* _What is asked_
Output exactly the lines between the line that contains "Give me the" and the last line of the material, counting both.

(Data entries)
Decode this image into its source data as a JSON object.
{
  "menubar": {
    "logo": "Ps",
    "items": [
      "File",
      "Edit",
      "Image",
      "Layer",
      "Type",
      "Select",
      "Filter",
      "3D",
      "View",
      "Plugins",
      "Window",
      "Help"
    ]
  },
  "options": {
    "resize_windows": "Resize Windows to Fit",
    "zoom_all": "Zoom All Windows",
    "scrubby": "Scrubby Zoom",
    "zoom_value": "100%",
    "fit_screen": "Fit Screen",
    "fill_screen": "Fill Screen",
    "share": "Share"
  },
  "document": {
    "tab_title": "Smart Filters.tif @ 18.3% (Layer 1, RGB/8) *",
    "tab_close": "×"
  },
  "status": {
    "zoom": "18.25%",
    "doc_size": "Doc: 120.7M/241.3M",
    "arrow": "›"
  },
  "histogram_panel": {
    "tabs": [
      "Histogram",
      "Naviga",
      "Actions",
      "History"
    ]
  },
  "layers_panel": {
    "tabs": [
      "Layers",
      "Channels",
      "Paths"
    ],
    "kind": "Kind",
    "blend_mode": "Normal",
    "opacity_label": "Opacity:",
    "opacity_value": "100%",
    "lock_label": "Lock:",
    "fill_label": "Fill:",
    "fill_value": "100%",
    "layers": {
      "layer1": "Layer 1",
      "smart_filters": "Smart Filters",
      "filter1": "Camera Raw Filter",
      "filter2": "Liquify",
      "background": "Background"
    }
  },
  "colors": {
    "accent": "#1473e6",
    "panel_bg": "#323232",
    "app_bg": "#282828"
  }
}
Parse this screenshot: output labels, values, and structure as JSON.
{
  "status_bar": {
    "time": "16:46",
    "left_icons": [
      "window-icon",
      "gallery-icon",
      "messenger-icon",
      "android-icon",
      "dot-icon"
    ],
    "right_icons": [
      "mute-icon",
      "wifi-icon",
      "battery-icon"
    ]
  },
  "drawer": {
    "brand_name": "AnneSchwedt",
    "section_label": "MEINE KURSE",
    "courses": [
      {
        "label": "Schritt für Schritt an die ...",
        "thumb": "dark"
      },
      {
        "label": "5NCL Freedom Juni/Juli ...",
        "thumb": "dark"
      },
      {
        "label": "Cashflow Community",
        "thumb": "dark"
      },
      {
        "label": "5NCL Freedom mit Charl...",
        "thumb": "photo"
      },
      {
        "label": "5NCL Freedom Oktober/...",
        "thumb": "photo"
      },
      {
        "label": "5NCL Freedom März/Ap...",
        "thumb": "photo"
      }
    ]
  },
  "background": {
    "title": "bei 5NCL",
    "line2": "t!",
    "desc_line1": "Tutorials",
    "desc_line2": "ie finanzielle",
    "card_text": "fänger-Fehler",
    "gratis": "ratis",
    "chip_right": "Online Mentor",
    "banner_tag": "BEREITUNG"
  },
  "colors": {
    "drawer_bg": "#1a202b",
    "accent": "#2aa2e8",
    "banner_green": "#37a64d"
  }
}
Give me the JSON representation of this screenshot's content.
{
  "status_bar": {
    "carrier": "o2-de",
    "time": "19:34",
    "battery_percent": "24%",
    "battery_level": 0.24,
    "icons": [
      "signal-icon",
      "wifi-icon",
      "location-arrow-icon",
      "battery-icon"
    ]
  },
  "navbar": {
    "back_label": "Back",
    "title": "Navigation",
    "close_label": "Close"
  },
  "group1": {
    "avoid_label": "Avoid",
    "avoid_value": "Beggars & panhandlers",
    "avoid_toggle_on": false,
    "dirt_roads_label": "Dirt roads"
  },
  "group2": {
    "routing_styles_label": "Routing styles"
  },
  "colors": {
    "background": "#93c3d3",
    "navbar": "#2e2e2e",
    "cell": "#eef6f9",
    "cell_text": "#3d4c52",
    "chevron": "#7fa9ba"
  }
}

* _Output for this task_
Give me the JSON representation of this screenshot's content.
{
  "status_bar": {
    "carrier": "o2-de",
    "time": "19:34",
    "battery_percent": "24%",
    "battery_level": 0.24,
    "icons": [
      "signal-icon",
      "wifi-icon",
      "location-arrow-icon",
      "battery-icon"
    ]
  },
  "navbar": {
    "back_label": "Back",
    "title": "Navigation",
    "close_label": "Close"
  },
  "group1": {
    "avoid_label": "Avoid",
    "avoid_value": "Beggars & panhandlers",
    "avoid_toggle_on": false,
    "dirt_roads_label": "Dirt roads"
  },
  "group2": {
    "routing_styles_label": "Routing styles"
  },
  "colors": {
    "background": "#93c3d3",
    "navbar": "#2e2e2e",
    "cell": "#eef6f9",
    "cell_text": "#3d4c52",
    "chevron": "#7fa9ba"
  }
}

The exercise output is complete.